> [DATA LINES]
§ §

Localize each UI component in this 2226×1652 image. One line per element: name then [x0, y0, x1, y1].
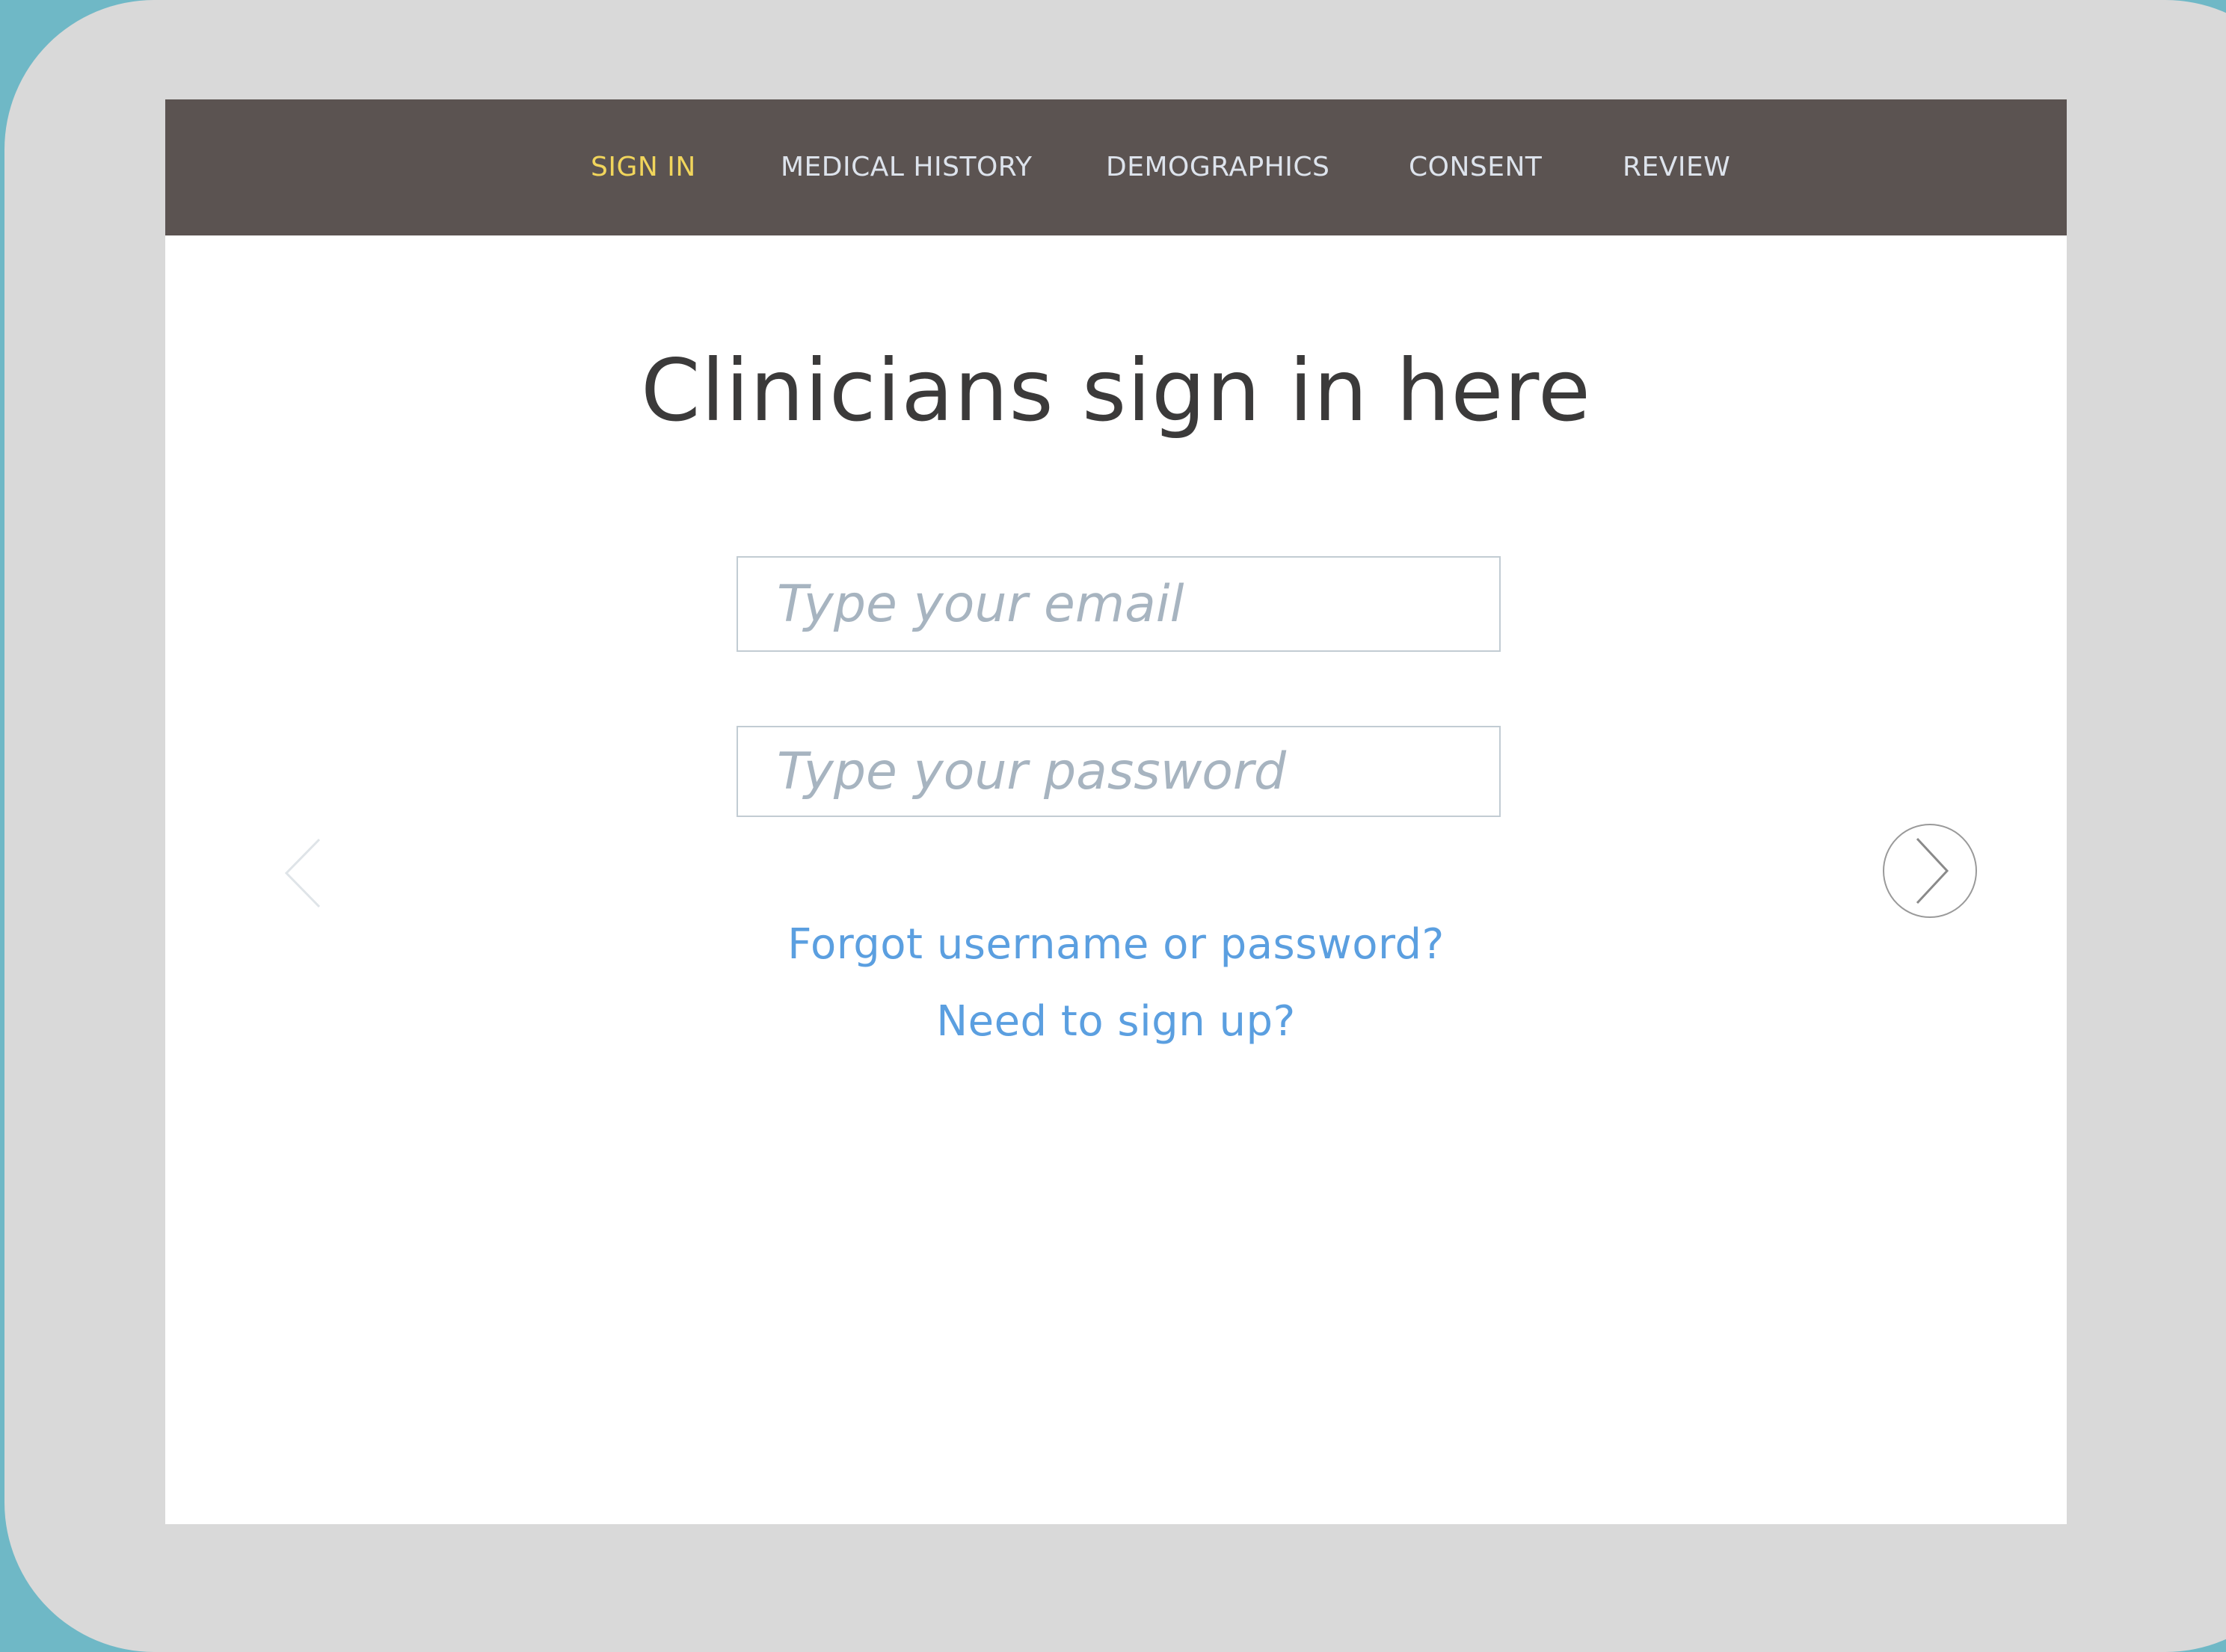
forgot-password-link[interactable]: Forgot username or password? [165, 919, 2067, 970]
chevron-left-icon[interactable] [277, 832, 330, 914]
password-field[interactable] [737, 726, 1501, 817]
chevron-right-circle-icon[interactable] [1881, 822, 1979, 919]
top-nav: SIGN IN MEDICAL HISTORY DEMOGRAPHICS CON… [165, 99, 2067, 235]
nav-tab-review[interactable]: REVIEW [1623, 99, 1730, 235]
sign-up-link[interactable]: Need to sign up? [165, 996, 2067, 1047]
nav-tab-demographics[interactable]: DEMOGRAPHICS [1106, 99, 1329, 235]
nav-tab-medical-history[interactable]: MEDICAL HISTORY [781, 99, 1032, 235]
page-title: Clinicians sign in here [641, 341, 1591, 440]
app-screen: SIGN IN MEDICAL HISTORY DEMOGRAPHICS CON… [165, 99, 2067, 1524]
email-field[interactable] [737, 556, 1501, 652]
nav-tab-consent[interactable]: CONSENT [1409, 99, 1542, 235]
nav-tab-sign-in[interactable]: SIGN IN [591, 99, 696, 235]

§ §

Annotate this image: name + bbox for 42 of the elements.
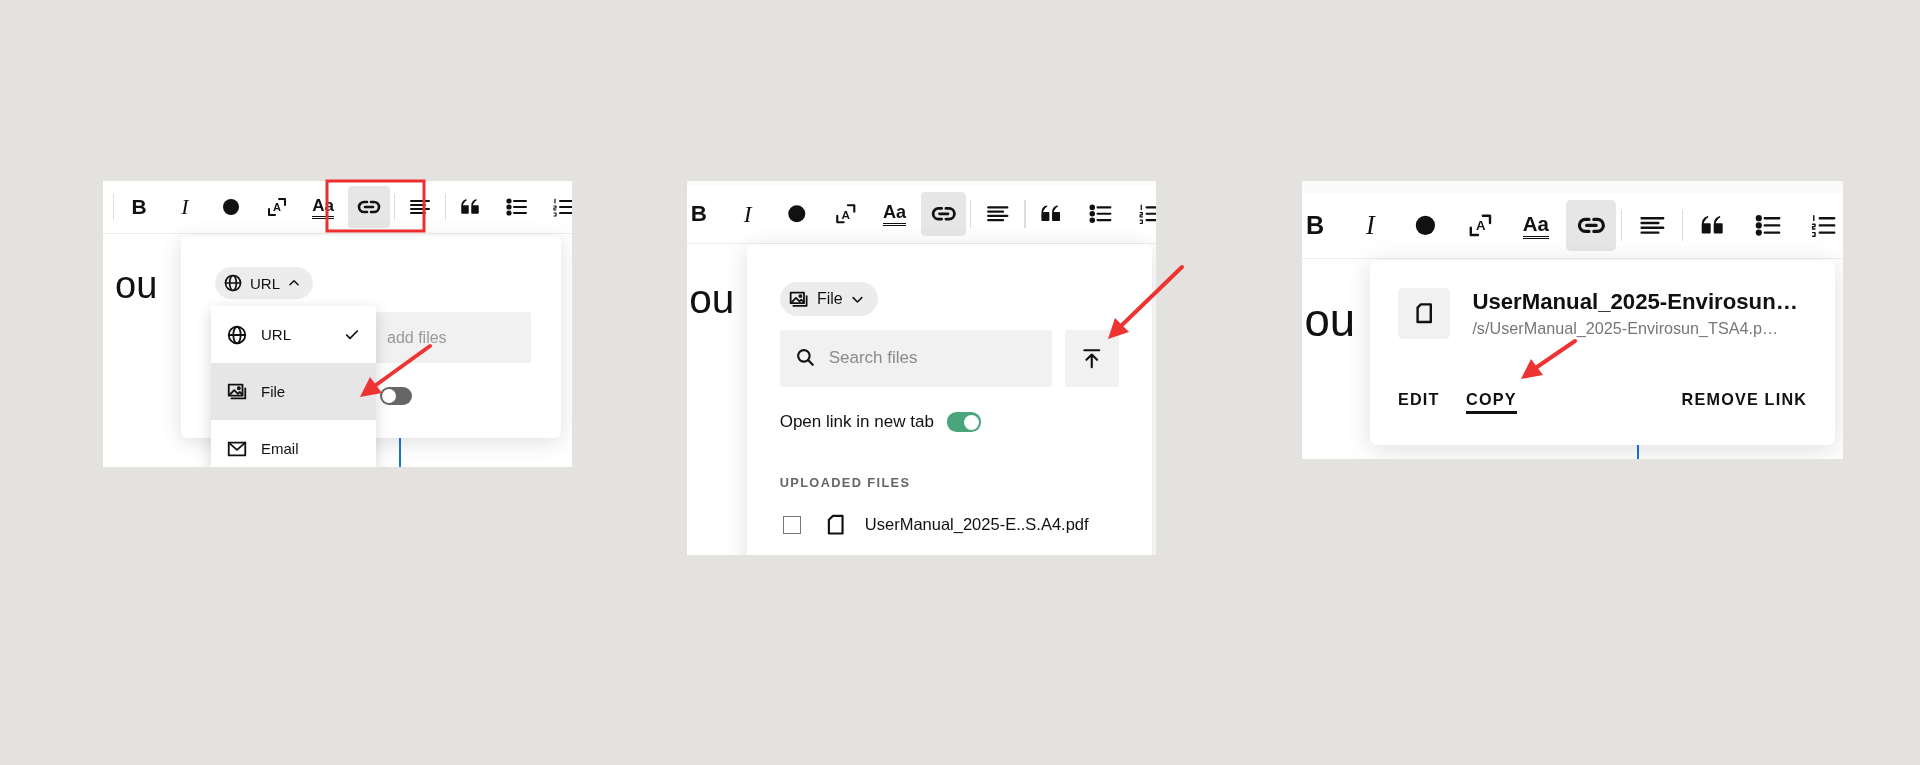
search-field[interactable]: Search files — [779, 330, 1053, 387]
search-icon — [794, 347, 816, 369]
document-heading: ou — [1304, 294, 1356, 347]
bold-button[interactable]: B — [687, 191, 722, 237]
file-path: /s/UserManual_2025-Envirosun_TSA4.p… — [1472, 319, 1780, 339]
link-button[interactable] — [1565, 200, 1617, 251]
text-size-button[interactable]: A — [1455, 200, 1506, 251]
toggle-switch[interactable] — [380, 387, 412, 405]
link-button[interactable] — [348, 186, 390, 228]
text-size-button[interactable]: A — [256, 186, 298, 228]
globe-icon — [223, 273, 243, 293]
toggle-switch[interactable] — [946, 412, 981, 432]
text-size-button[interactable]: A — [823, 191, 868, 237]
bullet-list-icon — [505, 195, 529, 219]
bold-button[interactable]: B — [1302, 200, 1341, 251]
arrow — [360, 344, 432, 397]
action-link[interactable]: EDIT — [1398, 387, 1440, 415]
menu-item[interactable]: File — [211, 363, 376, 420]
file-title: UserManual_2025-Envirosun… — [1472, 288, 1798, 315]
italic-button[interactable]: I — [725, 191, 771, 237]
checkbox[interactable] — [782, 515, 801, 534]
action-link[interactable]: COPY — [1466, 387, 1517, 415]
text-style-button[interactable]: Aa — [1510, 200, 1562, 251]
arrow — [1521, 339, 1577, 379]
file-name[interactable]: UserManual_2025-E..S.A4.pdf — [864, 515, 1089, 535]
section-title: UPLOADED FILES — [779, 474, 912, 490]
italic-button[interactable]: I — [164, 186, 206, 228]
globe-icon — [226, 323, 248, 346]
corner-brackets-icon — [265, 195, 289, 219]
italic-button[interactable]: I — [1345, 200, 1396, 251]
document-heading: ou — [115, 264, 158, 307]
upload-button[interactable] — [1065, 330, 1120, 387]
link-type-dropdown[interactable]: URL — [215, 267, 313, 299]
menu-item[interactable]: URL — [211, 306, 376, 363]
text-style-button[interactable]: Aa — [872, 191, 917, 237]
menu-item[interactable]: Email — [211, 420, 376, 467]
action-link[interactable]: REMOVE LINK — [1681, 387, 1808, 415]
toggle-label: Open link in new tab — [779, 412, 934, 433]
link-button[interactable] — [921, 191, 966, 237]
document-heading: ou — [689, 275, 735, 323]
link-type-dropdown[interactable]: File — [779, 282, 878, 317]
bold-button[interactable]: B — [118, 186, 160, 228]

§ §

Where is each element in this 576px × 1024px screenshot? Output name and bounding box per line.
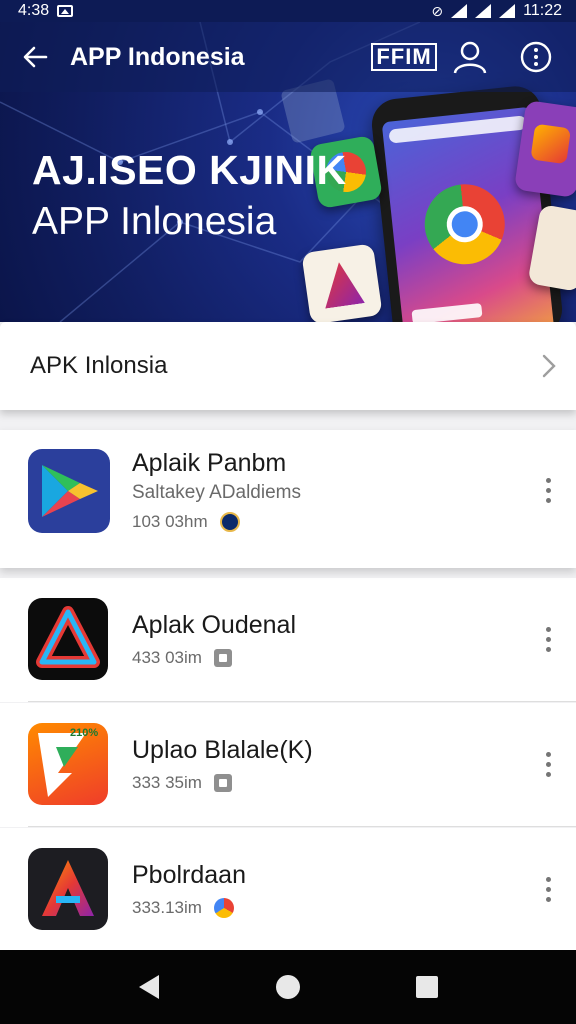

§ §

Please transcribe the lines word for word, starting with the line that contains "Localize each UI" and going on through the line that contains "password-field[interactable] [737, 726, 1501, 817]", and leave any pictures out of your answer.

Localize each UI component in this 2226×1652 image. One line per element: name then [x0, y0, x1, y1].
forgot-password-link[interactable]: Forgot username or password? [165, 919, 2067, 970]
chevron-left-icon[interactable] [277, 832, 330, 914]
password-field[interactable] [737, 726, 1501, 817]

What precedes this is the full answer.